++++ Excerpt to read

Property
A deeper downturn
Developers delay new start-ups as residential prices projected to fall by up to 40% from now till 2010.
May 26, 2008

An uncertain economic outlook and a looming housing glut are threatening to plunge the residential property Markey into a prolonged downturn, Reuters reported.

The agency said homebuilders like CapitaLand, Keppel Land and GuocoLand have delayed starting new projects in the moribund market, after taking a hit to first-quarter earnings.

With home prices expected to fall 30 to 40 percent over the next three years, Singaporean developers could be badly hit and analysts may slash their earnings estimates further.

"This is the start of a multiyear price correction," said a Barclays Capital economist, Leong Wai Ho.

"Private residential property prices could easily fall by up to 30 percent by 2010."

Meanwhile in a research report dated May 5, Credit Suisse said that it expected the Singapore residential market could “see a bursting of a bubble” as a result of exuberant expectations over the past two years.

++++++++

— Task brief —
Answer these questions from the article on Singapore home prices:
(a) Which three homebuilders have delayed starting new projects?
(b) By 2010, how far could private residential property prices fall, according to the Barclays Capital economist?
(c) What date does the Credit Suisse research report carry?
The material after this point has nothing to do with the article on Singapore home prices.

++++ Data shown

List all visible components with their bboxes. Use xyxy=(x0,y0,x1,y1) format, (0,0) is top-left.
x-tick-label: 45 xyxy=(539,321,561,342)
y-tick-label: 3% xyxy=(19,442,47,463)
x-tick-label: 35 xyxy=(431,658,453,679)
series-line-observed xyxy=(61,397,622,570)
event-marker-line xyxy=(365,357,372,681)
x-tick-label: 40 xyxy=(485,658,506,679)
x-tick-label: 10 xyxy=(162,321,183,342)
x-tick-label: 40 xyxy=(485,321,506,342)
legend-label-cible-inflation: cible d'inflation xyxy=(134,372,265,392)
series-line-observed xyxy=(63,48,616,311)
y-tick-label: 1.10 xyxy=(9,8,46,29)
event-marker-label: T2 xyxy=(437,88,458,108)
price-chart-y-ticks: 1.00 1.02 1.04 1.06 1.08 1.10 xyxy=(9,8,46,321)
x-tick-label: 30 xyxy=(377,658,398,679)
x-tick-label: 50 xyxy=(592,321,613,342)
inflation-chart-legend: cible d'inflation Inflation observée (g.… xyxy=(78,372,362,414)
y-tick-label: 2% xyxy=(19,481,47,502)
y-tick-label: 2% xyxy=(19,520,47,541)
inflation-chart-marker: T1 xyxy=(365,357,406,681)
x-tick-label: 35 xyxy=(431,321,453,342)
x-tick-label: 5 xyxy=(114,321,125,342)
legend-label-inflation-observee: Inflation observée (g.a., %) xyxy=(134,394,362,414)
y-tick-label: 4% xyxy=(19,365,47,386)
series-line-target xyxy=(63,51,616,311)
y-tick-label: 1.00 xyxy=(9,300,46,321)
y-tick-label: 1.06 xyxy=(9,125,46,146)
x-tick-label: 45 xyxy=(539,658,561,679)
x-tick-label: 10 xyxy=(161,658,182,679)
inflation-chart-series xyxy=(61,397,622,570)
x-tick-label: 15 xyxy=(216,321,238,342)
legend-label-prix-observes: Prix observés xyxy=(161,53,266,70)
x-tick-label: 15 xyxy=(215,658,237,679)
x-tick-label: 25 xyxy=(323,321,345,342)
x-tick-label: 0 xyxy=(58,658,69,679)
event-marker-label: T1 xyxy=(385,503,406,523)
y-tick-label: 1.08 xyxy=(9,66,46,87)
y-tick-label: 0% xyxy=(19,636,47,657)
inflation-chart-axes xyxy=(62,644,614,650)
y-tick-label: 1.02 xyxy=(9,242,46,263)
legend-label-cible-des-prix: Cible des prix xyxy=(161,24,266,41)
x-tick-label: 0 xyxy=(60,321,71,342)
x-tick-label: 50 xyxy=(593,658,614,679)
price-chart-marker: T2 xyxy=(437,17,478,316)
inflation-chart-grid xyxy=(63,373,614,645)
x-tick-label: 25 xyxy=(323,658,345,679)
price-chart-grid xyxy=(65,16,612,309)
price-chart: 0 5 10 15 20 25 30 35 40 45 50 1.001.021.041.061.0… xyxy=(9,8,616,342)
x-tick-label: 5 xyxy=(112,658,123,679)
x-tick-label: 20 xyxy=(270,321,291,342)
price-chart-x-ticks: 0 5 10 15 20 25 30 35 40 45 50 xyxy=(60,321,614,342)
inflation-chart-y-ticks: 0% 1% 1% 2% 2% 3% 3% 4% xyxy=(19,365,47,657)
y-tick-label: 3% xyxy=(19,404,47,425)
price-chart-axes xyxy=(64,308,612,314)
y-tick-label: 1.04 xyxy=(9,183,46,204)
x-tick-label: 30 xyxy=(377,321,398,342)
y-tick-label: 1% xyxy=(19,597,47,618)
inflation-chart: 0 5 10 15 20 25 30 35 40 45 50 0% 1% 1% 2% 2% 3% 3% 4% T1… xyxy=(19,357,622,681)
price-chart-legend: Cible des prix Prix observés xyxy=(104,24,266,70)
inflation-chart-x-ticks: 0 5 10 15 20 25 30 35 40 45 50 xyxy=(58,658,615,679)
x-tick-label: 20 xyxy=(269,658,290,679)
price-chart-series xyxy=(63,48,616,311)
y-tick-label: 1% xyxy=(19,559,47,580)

++++++++

— Output below —
(a) CapitaLand, Keppel Land and GuocoLand
(b) Up to 30 percent
(c) May 5